- TASK TO COMPLETE -
Would you repeat the lines from the one with "Parse this screenshot: output" through the final line, both included, and nothing else? No pictures belong in the copy.

********

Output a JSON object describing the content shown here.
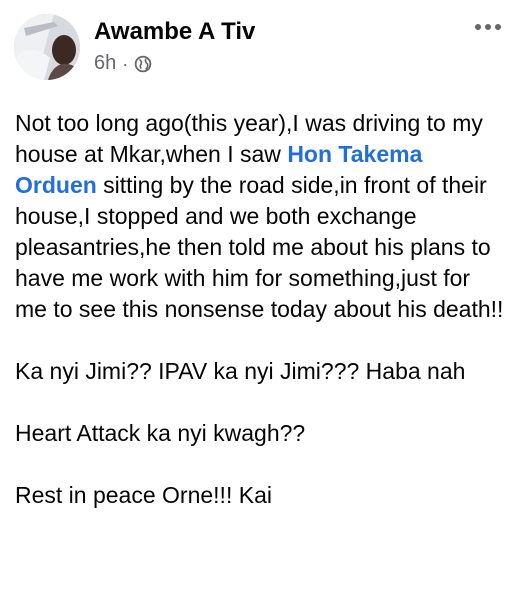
{
  "post": {
    "author": "Awambe A Tiv",
    "timestamp": "6h",
    "separator": "·",
    "audience_icon": "globe-icon",
    "more_icon": "more-options-icon",
    "mention_color": "#216fdb",
    "body": {
      "p1_before": "Not too long ago(this year),I was driving to my house at Mkar,when I saw ",
      "p1_mention": "Hon Takema Orduen",
      "p1_after": " sitting by the road side,in front of their house,I stopped and we both exchange pleasantries,he then told me about his plans to have me work with him for something,just for me to see this nonsense today about his death!!",
      "p2": "Ka nyi Jimi?? IPAV ka nyi Jimi??? Haba nah",
      "p3": "Heart Attack ka nyi kwagh??",
      "p4": "Rest in peace Orne!!! Kai"
    }
  }
}
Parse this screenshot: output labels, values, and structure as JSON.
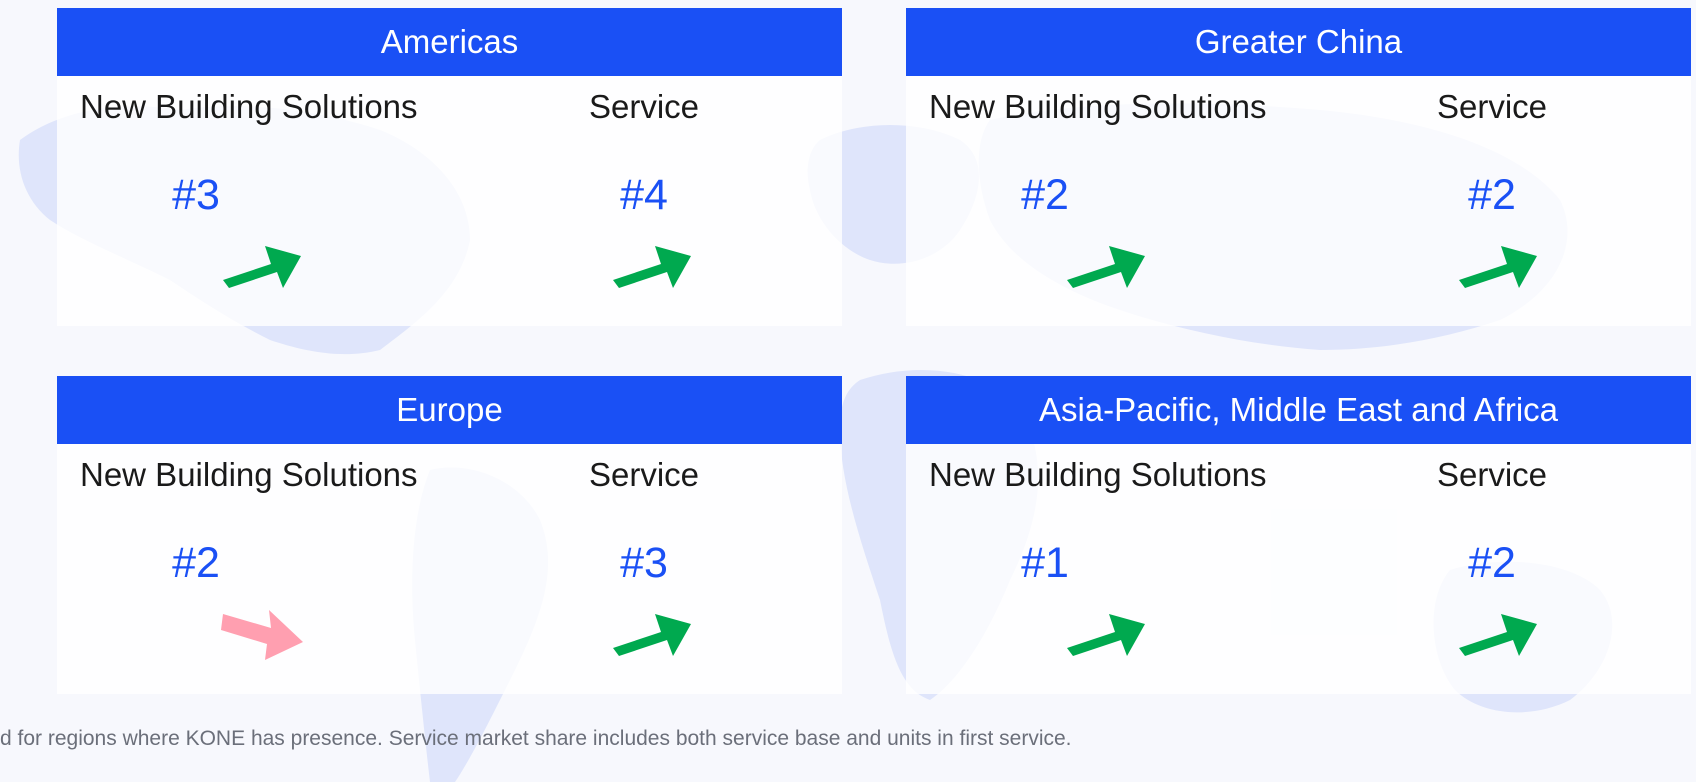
{
  "colors": {
    "header_bg": "#1a50f5",
    "rank_text": "#1a50f5",
    "trend_up": "#00a94f",
    "trend_down": "#ff9fb0"
  },
  "labels": {
    "nbs": "New Building Solutions",
    "service": "Service"
  },
  "regions": {
    "americas": {
      "title": "Americas",
      "nbs_rank": "#3",
      "nbs_trend": "up",
      "service_rank": "#4",
      "service_trend": "up"
    },
    "greater_china": {
      "title": "Greater China",
      "nbs_rank": "#2",
      "nbs_trend": "up",
      "service_rank": "#2",
      "service_trend": "up"
    },
    "europe": {
      "title": "Europe",
      "nbs_rank": "#2",
      "nbs_trend": "down",
      "service_rank": "#3",
      "service_trend": "up"
    },
    "apmea": {
      "title": "Asia-Pacific, Middle East and Africa",
      "nbs_rank": "#1",
      "nbs_trend": "up",
      "service_rank": "#2",
      "service_trend": "up"
    }
  },
  "footnote": "d for regions where KONE has presence. Service market share includes both service base and units in first service."
}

********

- OUTPUT -
Parse this screenshot: output labels, values, and structure as JSON.
{
  "colors": {
    "header_bg": "#1a50f5",
    "rank_text": "#1a50f5",
    "trend_up": "#00a94f",
    "trend_down": "#ff9fb0"
  },
  "labels": {
    "nbs": "New Building Solutions",
    "service": "Service"
  },
  "regions": {
    "americas": {
      "title": "Americas",
      "nbs_rank": "#3",
      "nbs_trend": "up",
      "service_rank": "#4",
      "service_trend": "up"
    },
    "greater_china": {
      "title": "Greater China",
      "nbs_rank": "#2",
      "nbs_trend": "up",
      "service_rank": "#2",
      "service_trend": "up"
    },
    "europe": {
      "title": "Europe",
      "nbs_rank": "#2",
      "nbs_trend": "down",
      "service_rank": "#3",
      "service_trend": "up"
    },
    "apmea": {
      "title": "Asia-Pacific, Middle East and Africa",
      "nbs_rank": "#1",
      "nbs_trend": "up",
      "service_rank": "#2",
      "service_trend": "up"
    }
  },
  "footnote": "d for regions where KONE has presence. Service market share includes both service base and units in first service."
}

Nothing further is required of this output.